§ RECORDS PROVIDED
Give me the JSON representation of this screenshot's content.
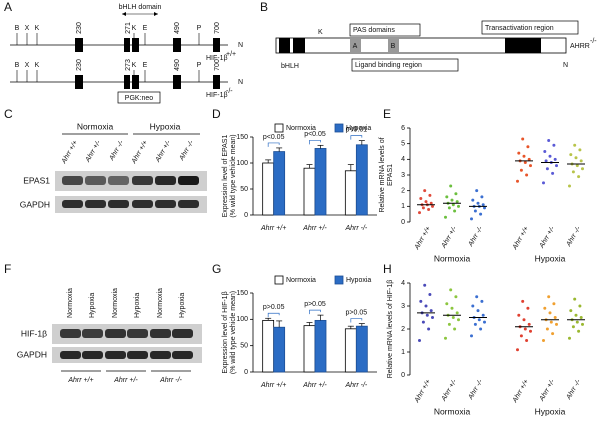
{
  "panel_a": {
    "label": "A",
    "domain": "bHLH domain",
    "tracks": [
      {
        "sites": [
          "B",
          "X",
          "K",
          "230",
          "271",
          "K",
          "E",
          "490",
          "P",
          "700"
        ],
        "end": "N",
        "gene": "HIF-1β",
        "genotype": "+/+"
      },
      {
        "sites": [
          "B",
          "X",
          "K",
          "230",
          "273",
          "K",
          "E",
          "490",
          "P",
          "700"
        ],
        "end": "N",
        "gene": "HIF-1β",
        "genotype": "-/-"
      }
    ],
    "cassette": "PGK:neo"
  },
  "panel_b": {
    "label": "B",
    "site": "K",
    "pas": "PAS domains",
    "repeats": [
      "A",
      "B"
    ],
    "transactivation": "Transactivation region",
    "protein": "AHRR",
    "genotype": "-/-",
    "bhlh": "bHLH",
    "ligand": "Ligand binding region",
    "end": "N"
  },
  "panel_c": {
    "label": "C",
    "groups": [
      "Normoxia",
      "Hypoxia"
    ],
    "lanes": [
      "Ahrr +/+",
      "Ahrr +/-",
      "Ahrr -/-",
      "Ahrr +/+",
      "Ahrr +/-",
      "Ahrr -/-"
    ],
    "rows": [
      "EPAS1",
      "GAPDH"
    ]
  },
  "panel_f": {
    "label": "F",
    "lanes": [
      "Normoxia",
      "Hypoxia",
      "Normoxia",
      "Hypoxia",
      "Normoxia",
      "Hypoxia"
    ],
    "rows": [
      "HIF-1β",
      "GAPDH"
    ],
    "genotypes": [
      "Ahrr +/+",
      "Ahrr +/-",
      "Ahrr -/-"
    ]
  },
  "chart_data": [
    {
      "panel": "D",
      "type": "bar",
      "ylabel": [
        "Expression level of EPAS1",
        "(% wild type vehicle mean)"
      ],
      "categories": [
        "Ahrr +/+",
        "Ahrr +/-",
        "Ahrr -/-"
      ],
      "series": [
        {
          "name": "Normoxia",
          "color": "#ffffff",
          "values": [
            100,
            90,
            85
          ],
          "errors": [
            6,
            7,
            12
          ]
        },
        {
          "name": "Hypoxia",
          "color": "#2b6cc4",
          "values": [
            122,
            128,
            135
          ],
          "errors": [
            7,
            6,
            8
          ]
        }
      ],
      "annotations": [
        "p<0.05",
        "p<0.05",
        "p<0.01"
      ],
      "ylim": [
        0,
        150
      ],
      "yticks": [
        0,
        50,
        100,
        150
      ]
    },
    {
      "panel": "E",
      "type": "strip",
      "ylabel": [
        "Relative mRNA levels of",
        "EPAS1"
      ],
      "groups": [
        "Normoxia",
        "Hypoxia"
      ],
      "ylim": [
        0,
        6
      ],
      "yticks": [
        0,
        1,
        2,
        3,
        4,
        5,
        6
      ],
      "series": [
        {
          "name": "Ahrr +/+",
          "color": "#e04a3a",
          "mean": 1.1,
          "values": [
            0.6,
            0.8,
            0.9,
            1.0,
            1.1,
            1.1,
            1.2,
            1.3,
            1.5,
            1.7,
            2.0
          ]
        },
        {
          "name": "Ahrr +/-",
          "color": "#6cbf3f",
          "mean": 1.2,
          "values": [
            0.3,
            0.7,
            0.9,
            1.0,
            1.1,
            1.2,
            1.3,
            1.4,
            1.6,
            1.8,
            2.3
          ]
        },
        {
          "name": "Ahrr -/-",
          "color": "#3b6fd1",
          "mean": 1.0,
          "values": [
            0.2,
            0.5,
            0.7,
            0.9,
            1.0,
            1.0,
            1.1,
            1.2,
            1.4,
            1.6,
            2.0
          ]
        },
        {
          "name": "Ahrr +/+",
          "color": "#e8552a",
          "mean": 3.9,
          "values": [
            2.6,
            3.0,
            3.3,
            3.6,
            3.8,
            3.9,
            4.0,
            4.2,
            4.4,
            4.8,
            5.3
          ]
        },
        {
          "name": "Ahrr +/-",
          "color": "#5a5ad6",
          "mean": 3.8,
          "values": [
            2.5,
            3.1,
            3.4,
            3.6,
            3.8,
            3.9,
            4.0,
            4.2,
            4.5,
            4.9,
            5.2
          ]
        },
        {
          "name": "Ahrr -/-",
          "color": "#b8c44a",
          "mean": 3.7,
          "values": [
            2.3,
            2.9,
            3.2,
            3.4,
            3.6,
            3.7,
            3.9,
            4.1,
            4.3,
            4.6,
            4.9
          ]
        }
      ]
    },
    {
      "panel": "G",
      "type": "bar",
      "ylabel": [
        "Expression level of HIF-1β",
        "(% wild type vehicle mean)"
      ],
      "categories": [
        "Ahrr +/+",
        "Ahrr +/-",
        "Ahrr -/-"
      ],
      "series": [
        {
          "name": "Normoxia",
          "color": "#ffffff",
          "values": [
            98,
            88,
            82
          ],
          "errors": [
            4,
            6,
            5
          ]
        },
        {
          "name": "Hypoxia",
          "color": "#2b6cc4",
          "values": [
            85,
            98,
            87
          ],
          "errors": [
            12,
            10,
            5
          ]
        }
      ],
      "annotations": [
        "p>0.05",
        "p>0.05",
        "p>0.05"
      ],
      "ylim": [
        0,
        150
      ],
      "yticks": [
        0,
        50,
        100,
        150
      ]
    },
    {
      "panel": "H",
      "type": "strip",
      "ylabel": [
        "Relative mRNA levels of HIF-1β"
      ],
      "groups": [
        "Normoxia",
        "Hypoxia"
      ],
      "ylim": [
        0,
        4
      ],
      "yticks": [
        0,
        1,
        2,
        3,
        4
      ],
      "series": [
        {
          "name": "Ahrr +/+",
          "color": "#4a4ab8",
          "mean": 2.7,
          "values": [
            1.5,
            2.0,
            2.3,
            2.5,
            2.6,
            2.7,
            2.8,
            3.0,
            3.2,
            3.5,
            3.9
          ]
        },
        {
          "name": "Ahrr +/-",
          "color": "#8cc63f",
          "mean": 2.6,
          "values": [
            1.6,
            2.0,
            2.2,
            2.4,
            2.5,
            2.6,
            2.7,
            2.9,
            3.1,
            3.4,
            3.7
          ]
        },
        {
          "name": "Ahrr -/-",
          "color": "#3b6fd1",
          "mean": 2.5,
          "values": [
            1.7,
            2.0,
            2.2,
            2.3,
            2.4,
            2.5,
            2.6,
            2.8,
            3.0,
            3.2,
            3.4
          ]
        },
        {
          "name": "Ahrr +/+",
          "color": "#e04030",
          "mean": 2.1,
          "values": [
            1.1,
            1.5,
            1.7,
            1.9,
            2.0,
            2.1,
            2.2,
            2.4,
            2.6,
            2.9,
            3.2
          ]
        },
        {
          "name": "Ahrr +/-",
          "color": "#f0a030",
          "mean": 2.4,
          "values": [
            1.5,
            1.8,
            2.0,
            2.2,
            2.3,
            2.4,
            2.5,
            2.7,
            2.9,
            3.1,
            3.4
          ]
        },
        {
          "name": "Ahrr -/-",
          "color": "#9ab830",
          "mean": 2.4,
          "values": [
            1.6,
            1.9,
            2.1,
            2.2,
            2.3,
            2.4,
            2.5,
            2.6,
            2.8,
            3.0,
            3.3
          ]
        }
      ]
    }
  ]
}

==

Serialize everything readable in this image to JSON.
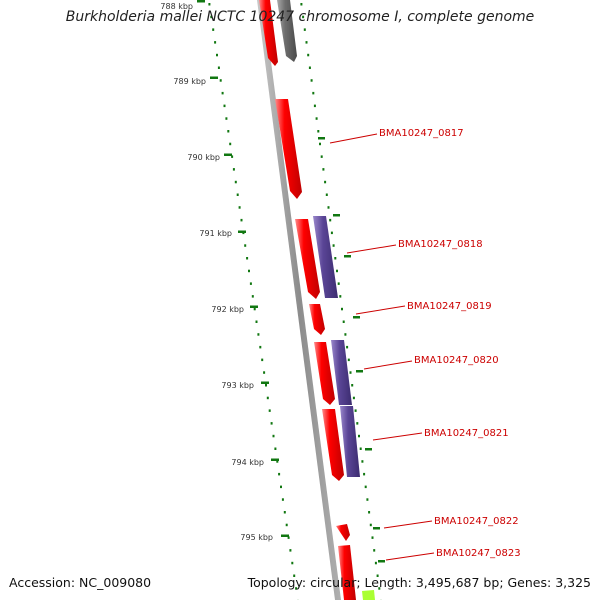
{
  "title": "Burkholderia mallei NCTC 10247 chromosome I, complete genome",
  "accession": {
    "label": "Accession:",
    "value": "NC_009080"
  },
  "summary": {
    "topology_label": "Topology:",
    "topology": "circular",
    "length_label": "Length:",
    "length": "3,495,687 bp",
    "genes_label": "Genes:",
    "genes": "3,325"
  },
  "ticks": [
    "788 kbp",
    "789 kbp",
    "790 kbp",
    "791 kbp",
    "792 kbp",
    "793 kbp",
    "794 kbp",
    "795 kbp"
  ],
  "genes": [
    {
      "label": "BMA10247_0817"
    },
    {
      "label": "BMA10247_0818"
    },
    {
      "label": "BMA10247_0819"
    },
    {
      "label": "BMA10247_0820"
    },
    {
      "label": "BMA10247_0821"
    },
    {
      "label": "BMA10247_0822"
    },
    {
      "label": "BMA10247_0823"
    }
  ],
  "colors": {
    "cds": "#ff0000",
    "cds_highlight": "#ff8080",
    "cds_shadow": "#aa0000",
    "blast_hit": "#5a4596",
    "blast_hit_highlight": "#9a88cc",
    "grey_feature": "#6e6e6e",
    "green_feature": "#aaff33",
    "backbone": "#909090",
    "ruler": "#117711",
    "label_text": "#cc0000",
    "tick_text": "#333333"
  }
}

§ WORK INSTRUCTIONS
Please copy out each line in the entries that mentions the string "Relative".

§ YOUR RESPONSE
        "Relative mRNA levels of",
        "Relative mRNA levels of HIF-1β"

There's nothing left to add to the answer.